• **Série d'exercices**
[1] D'après le texte sur le devenir des textiles en France, quelle part des vêtements collectés est brûlée ?
[2] Recopiez à l'identique l'ensemble des enregistrements, ligne par ligne.

• **Texte source**
↓↓↓
En 2020 en France, 39 % des textiles mis sur le marché sont collectés. Le reste n’a pas été trié (et a fini sa vie dans la poubelle des déchets ordinaires), ou n’a pas été jeté (revendu entre particuliers sur des plateformes comme Vinted ou tout simplement encore utilisé, donné à un proche, ou oublié au fond d’un placard !).

Parmi les vêtements collectés :

  • 3% sont effectivement réutilisés en France (revendus en magasins de seconde main et boutiques solidaires ou directement redistribués à des personnes dans le besoin)
  • 10% sont brûlés
  • 33% sont recyclés pour un usage différent (isolants pour maisons par exemple)
  • 54% sont exportés.

 

Le recyclage, c’est surestimé !

La notion de recyclage des textiles est souvent perçue comme une solution miracle à la problématique des déchets de la mode. Pourtant, la réalité est complexe.. Bien que la production de vêtements ait doublé entre 2000 et 2015, seulement 1% des textiles sont effectivement recyclés en nouveaux vêtements. Une grande partie termine sa vie en décharge ou incinérée, soulignant l’ampleur du gaspillage et des pollutions associées. Et oui, car uniquement les textiles dits mono-matières (100 % coton, 100 % polyester, etc.) peuvent être défibrés pour créer des fils qui permettent la fabrication de nouveaux vêtements. Dans une grande majorité des cas, les textiles dits recyclés sont en réalité orientés vers de nouvelles filières industrielles (chiffons, isolants pour les bâtiments, les véhicules ou rembourrage pour coussins et canapés).
↑↑↑
[Entrées d'éléments annotées]
↓↓↓
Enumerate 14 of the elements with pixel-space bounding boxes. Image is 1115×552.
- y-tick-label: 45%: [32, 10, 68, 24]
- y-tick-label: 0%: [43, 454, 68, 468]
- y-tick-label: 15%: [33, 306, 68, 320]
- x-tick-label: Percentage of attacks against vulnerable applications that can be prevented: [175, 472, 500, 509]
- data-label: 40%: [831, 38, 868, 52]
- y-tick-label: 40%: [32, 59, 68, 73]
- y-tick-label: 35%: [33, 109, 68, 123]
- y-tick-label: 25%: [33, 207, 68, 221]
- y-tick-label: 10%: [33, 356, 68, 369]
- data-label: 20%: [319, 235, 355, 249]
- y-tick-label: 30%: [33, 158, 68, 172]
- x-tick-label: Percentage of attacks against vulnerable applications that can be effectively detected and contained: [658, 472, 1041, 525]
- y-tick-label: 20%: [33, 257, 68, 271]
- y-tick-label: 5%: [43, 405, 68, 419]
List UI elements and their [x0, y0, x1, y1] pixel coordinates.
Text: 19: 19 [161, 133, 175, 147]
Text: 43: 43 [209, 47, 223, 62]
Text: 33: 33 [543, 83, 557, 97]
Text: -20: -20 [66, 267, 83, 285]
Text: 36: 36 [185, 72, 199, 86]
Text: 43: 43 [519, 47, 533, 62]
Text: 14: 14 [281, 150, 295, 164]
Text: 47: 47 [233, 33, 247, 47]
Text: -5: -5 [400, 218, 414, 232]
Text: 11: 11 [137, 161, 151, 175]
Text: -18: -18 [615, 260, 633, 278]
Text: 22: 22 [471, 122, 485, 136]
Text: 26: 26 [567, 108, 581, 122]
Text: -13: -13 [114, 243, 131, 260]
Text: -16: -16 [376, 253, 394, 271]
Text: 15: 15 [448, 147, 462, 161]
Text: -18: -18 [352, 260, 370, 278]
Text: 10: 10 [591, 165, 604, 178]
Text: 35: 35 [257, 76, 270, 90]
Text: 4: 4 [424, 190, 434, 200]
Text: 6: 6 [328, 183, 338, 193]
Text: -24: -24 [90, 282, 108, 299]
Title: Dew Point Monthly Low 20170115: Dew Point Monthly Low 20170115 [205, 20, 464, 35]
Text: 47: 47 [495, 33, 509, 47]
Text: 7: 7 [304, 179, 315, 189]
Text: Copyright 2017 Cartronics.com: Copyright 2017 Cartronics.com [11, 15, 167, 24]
↑↑↑
• **Réponses aux exercices**
[1] 10 % des vêtements collectés sont brûlés.

[2]
Enumerate 14 of the elements with pixel-space bounding boxes. Image is 1115×552.
- y-tick-label: 45%: [32, 10, 68, 24]
- y-tick-label: 0%: [43, 454, 68, 468]
- y-tick-label: 15%: [33, 306, 68, 320]
- x-tick-label: Percentage of attacks against vulnerable applications that can be prevented: [175, 472, 500, 509]
- data-label: 40%: [831, 38, 868, 52]
- y-tick-label: 40%: [32, 59, 68, 73]
- y-tick-label: 35%: [33, 109, 68, 123]
- y-tick-label: 25%: [33, 207, 68, 221]
- y-tick-label: 10%: [33, 356, 68, 369]
- data-label: 20%: [319, 235, 355, 249]
- y-tick-label: 30%: [33, 158, 68, 172]
- x-tick-label: Percentage of attacks against vulnerable applications that can be effectively detected and contained: [658, 472, 1041, 525]
- y-tick-label: 20%: [33, 257, 68, 271]
- y-tick-label: 5%: [43, 405, 68, 419]
List UI elements and their [x0, y0, x1, y1] pixel coordinates.
Text: 19: 19 [161, 133, 175, 147]
Text: 43: 43 [209, 47, 223, 62]
Text: 33: 33 [543, 83, 557, 97]
Text: -20: -20 [66, 267, 83, 285]
Text: 36: 36 [185, 72, 199, 86]
Text: 43: 43 [519, 47, 533, 62]
Text: 14: 14 [281, 150, 295, 164]
Text: 47: 47 [233, 33, 247, 47]
Text: -5: -5 [400, 218, 414, 232]
Text: 11: 11 [137, 161, 151, 175]
Text: -18: -18 [615, 260, 633, 278]
Text: 22: 22 [471, 122, 485, 136]
Text: 26: 26 [567, 108, 581, 122]
Text: -13: -13 [114, 243, 131, 260]
Text: -16: -16 [376, 253, 394, 271]
Text: 15: 15 [448, 147, 462, 161]
Text: -18: -18 [352, 260, 370, 278]
Text: 10: 10 [591, 165, 604, 178]
Text: 35: 35 [257, 76, 270, 90]
Text: 4: 4 [424, 190, 434, 200]
Text: 6: 6 [328, 183, 338, 193]
Text: -24: -24 [90, 282, 108, 299]
Title: Dew Point Monthly Low 20170115: Dew Point Monthly Low 20170115 [205, 20, 464, 35]
Text: 47: 47 [495, 33, 509, 47]
Text: 7: 7 [304, 179, 315, 189]
Text: Copyright 2017 Cartronics.com: Copyright 2017 Cartronics.com [11, 15, 167, 24]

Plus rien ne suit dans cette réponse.